** What the exercise asks **
In the records below, copy out verbatim the stretch from the line containing "x-year-label: 2020 <box>218 595 247 610</box>" through the line containing "x-year-label: | <box>1158 593 1161 608</box>", including both of those lines.

** Record set **
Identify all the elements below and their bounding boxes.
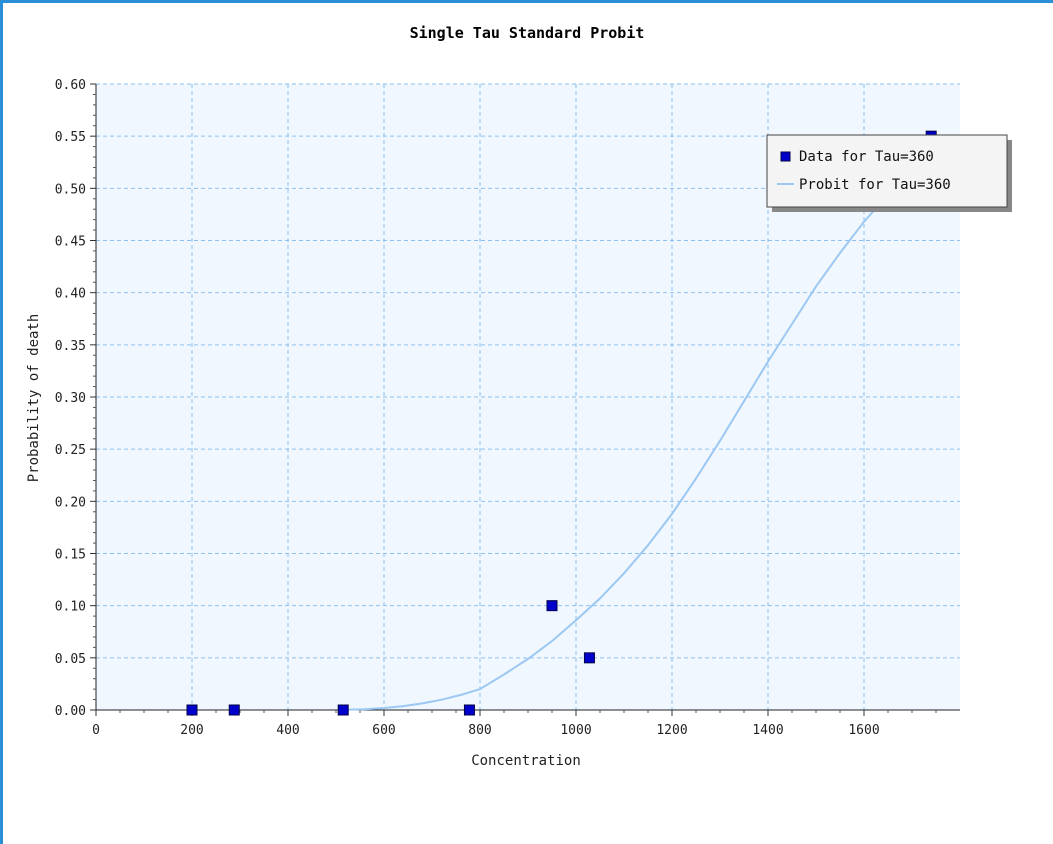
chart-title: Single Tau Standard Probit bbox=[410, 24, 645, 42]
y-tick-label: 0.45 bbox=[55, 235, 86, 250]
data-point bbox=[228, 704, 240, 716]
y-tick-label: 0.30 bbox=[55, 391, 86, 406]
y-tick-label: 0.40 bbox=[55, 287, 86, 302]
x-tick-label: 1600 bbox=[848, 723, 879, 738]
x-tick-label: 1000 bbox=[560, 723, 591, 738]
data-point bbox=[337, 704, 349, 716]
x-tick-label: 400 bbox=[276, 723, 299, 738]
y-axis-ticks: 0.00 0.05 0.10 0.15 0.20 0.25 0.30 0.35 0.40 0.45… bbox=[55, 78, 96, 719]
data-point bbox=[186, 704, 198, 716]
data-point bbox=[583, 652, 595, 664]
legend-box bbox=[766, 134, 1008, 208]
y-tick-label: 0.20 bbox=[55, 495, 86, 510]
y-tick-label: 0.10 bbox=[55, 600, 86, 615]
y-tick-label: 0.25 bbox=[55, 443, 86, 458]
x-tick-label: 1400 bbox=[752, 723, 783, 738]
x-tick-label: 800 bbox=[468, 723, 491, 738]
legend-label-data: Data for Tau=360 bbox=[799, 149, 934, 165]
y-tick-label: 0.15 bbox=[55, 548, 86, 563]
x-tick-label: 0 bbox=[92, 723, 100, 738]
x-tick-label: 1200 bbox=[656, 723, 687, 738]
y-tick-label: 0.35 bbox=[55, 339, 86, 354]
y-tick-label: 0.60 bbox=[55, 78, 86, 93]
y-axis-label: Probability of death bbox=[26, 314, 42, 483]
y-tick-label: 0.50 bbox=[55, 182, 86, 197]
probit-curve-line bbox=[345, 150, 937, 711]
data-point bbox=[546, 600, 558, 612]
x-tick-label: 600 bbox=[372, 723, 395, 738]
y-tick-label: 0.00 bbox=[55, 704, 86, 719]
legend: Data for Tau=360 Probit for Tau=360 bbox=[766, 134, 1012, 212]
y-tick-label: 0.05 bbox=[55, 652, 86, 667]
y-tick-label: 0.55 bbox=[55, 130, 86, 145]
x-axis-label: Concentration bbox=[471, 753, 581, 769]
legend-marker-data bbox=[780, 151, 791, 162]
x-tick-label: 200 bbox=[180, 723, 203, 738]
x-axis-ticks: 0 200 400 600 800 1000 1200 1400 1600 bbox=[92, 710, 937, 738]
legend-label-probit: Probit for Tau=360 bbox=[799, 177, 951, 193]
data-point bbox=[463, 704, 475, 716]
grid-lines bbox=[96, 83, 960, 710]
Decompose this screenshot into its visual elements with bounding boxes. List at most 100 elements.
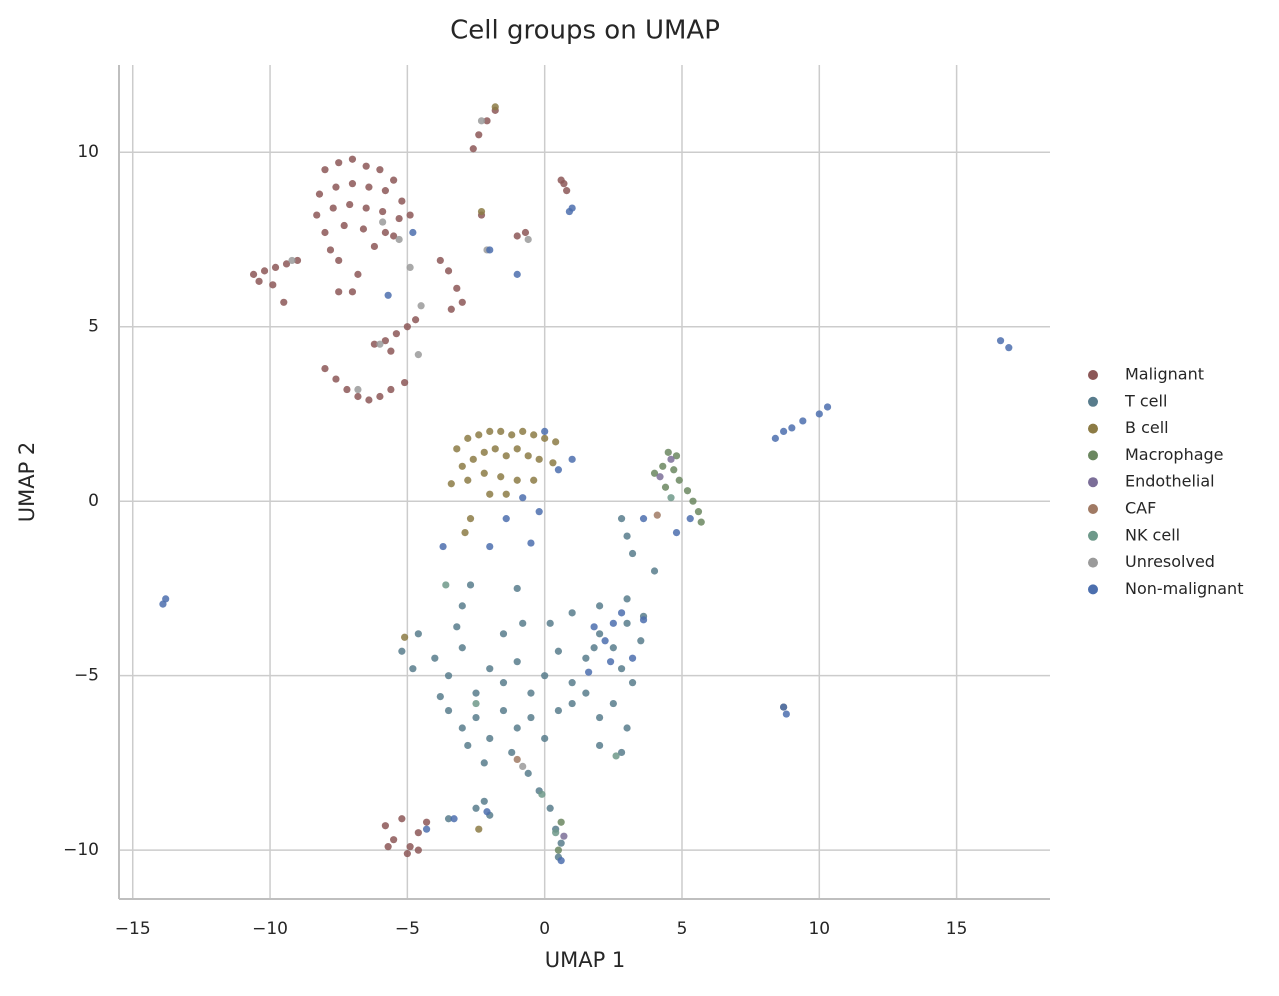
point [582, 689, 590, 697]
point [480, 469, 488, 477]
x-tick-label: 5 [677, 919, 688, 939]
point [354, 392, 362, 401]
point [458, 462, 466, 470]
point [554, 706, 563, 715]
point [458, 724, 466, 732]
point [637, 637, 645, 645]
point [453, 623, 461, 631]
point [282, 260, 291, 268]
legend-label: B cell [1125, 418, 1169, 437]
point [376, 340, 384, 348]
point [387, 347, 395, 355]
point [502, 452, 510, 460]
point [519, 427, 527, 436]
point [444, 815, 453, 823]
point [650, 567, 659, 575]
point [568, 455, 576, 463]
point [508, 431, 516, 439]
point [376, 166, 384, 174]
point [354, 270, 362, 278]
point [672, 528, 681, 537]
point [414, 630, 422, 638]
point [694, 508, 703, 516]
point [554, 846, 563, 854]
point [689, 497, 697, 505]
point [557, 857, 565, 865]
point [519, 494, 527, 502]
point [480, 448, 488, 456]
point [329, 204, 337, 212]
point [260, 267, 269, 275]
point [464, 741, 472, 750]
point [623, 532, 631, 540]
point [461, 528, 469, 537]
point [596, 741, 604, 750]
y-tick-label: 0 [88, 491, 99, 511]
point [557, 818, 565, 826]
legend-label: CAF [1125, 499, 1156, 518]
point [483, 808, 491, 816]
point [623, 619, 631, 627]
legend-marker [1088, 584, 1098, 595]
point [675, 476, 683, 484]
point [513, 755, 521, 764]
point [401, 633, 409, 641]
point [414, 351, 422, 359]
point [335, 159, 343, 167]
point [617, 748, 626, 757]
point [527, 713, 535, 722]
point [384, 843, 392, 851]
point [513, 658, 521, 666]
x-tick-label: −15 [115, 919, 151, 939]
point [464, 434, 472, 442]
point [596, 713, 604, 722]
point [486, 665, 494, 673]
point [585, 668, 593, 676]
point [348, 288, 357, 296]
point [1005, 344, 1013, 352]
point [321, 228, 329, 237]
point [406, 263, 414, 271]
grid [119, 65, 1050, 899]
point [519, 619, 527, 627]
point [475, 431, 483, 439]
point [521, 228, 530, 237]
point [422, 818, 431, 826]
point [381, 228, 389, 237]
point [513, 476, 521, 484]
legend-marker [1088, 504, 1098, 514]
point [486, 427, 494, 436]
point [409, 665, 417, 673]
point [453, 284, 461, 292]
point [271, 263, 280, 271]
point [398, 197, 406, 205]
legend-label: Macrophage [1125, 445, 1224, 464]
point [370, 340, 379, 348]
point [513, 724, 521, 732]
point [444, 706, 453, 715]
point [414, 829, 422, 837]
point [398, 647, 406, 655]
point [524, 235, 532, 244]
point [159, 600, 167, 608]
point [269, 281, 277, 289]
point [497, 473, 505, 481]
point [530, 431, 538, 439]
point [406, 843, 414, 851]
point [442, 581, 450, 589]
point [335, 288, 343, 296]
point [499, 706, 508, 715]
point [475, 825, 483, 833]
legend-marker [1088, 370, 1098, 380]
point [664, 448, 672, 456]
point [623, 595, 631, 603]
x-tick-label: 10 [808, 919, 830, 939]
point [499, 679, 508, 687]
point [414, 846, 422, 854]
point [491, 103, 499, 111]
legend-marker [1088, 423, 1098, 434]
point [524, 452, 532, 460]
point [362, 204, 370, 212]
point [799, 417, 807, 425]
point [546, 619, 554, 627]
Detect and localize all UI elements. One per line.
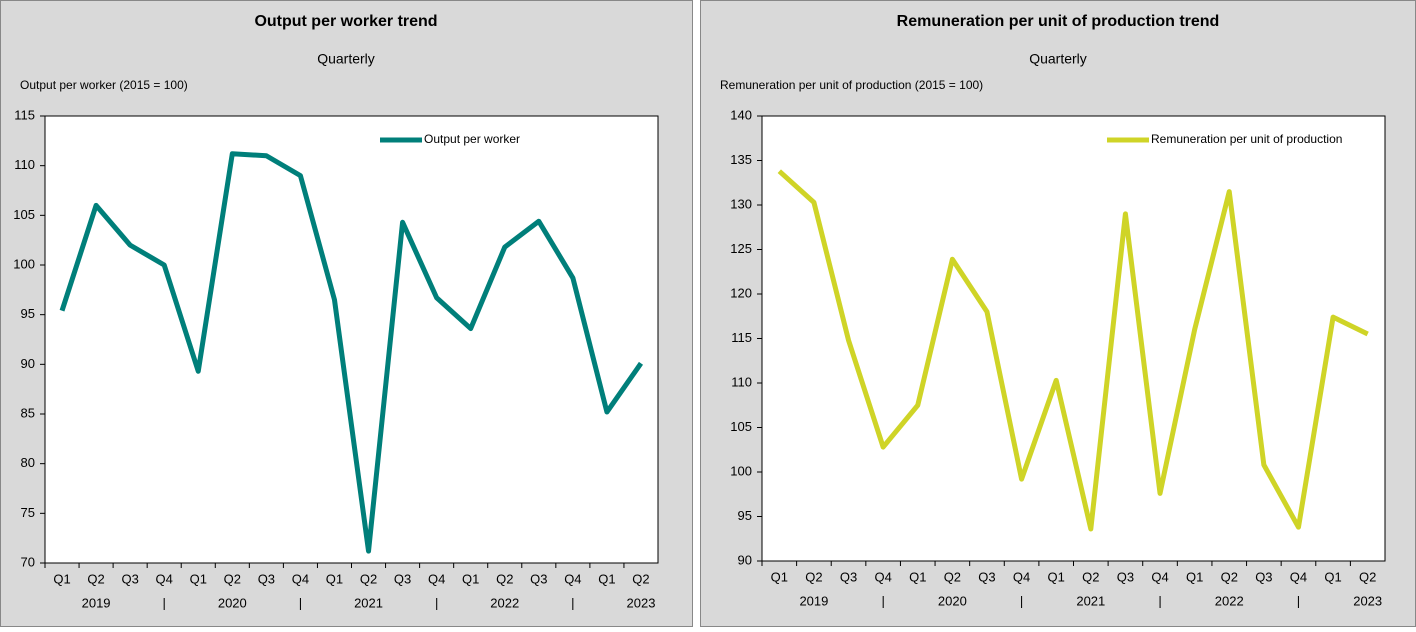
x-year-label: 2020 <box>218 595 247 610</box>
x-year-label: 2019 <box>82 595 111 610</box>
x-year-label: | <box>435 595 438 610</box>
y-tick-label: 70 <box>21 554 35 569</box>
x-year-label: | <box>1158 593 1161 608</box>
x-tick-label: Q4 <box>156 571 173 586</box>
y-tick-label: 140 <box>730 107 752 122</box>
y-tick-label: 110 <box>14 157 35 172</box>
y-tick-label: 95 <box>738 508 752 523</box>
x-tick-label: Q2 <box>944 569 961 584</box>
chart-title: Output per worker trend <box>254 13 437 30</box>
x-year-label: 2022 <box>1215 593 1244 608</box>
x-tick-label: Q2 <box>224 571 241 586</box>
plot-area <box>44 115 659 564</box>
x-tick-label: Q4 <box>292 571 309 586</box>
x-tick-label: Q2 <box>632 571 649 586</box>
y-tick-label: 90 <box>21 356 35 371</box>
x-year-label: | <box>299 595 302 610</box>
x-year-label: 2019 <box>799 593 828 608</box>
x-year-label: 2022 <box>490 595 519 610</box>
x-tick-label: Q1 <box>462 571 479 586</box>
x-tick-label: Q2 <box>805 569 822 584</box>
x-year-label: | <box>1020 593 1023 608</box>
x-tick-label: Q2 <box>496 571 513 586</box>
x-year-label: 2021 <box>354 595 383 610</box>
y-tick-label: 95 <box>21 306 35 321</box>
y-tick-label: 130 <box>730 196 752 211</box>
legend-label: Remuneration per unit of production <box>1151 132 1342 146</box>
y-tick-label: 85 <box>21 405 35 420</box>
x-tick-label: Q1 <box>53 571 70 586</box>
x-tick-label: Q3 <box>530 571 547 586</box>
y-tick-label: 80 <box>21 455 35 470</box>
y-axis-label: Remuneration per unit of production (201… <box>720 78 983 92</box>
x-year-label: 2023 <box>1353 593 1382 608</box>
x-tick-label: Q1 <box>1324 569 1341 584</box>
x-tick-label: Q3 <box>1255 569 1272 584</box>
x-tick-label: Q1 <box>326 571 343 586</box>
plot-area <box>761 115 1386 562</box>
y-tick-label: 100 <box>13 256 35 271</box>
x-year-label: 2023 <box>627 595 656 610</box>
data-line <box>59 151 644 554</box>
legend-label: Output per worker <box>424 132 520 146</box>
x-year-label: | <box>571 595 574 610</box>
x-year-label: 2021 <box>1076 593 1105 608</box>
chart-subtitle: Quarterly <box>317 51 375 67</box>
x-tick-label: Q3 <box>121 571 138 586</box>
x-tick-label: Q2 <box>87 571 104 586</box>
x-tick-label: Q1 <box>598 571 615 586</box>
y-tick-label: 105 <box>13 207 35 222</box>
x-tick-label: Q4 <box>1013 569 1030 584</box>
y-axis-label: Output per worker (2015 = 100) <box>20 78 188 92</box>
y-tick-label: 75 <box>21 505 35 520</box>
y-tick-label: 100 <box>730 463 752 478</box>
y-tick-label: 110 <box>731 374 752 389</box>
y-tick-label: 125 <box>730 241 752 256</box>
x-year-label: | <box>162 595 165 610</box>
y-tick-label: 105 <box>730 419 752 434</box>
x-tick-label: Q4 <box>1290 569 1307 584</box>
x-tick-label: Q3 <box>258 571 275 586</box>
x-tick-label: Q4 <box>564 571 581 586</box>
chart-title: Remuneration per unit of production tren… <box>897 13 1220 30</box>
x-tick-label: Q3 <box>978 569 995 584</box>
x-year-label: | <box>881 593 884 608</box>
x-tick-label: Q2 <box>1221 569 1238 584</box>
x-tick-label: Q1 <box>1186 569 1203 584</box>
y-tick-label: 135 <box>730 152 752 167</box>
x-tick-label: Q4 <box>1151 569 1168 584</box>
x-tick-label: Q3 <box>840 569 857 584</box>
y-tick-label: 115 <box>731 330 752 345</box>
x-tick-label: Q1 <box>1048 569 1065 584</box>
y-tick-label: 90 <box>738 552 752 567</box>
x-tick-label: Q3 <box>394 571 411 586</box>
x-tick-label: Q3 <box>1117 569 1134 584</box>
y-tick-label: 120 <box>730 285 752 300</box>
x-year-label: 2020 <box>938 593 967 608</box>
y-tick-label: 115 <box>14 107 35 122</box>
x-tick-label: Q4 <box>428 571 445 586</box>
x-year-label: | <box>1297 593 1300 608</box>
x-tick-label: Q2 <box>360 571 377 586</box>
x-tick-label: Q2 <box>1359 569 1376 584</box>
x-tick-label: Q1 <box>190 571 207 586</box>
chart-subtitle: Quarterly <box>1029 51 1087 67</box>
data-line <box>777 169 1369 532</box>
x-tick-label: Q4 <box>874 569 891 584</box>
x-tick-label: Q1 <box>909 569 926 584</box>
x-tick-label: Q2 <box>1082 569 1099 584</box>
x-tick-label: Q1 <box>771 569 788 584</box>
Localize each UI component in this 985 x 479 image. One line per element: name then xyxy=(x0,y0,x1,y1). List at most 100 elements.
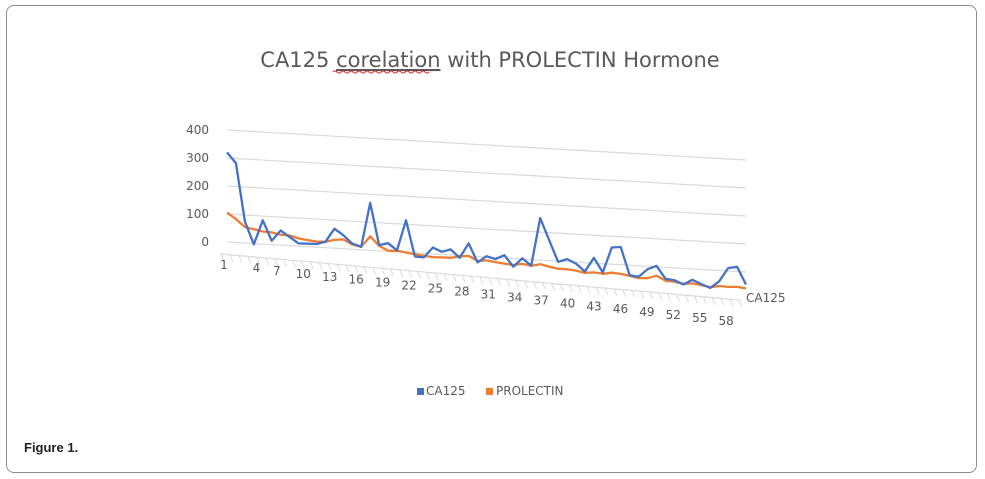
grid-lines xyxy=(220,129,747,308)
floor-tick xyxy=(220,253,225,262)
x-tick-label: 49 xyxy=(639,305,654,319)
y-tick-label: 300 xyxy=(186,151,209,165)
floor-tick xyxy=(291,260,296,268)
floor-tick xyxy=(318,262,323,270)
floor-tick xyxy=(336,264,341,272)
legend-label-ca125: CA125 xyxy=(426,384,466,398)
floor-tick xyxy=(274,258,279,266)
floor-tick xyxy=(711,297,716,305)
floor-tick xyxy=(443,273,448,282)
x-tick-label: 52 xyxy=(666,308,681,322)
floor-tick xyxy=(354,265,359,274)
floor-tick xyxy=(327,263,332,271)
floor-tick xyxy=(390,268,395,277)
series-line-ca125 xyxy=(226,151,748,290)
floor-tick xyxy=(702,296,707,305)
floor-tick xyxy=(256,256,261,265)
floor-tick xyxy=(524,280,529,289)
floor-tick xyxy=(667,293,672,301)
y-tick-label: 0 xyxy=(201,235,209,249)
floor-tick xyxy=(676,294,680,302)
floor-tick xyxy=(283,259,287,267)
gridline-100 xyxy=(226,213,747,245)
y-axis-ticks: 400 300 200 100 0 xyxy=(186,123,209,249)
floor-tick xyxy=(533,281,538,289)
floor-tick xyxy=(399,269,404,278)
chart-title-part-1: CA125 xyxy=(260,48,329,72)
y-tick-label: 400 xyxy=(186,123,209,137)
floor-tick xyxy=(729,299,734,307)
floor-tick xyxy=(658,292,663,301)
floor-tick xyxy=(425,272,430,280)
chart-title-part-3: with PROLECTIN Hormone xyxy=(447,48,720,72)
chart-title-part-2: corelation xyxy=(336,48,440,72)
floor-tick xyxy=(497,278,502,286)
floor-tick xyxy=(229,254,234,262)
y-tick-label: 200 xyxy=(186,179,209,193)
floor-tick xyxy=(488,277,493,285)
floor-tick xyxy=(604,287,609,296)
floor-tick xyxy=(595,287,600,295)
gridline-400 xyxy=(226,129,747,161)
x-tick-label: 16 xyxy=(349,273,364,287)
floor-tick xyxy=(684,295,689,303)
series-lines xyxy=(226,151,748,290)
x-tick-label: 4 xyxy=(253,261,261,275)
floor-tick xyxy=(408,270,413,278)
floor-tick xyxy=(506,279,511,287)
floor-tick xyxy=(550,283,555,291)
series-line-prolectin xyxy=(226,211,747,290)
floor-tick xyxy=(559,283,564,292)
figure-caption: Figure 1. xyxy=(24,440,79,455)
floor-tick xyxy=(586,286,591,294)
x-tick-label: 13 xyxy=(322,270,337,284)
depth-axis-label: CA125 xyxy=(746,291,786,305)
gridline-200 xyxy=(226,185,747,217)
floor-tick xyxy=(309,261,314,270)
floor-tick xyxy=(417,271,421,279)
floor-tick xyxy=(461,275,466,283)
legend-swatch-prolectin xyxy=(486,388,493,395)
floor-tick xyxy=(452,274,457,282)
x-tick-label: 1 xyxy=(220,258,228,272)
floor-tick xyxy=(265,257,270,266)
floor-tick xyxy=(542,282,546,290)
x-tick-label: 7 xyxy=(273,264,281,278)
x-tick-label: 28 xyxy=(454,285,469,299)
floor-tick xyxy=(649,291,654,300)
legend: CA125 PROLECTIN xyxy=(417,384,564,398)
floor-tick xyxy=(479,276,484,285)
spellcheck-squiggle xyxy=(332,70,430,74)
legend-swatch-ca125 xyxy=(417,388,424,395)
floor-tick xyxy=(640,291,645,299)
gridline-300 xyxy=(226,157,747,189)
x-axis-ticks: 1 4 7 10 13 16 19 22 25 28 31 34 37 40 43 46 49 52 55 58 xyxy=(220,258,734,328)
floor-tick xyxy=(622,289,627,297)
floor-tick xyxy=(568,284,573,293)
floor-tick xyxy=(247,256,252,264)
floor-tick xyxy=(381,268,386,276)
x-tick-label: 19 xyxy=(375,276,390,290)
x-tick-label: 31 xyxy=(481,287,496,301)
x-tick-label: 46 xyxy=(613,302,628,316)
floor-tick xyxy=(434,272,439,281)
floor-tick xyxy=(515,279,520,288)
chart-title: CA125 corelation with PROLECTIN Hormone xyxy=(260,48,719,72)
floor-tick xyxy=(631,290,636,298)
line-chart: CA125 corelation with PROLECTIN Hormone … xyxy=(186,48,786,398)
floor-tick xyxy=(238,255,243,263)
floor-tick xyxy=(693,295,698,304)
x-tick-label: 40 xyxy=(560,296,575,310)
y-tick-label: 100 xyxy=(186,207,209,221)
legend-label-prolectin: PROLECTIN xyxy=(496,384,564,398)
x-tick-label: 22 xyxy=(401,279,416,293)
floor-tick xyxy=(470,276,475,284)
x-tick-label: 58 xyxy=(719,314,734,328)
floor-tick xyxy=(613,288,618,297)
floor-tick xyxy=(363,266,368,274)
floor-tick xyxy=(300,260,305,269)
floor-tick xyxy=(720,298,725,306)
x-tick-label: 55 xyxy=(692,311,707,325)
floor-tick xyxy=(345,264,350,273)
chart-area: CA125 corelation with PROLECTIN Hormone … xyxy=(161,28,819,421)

** Response **
x-year-label: 2020 <box>218 595 247 610</box>
x-year-label: 2019 <box>82 595 111 610</box>
x-year-label: | <box>435 595 438 610</box>
y-tick-label: 70 <box>21 554 35 569</box>
x-year-label: | <box>1158 593 1161 608</box>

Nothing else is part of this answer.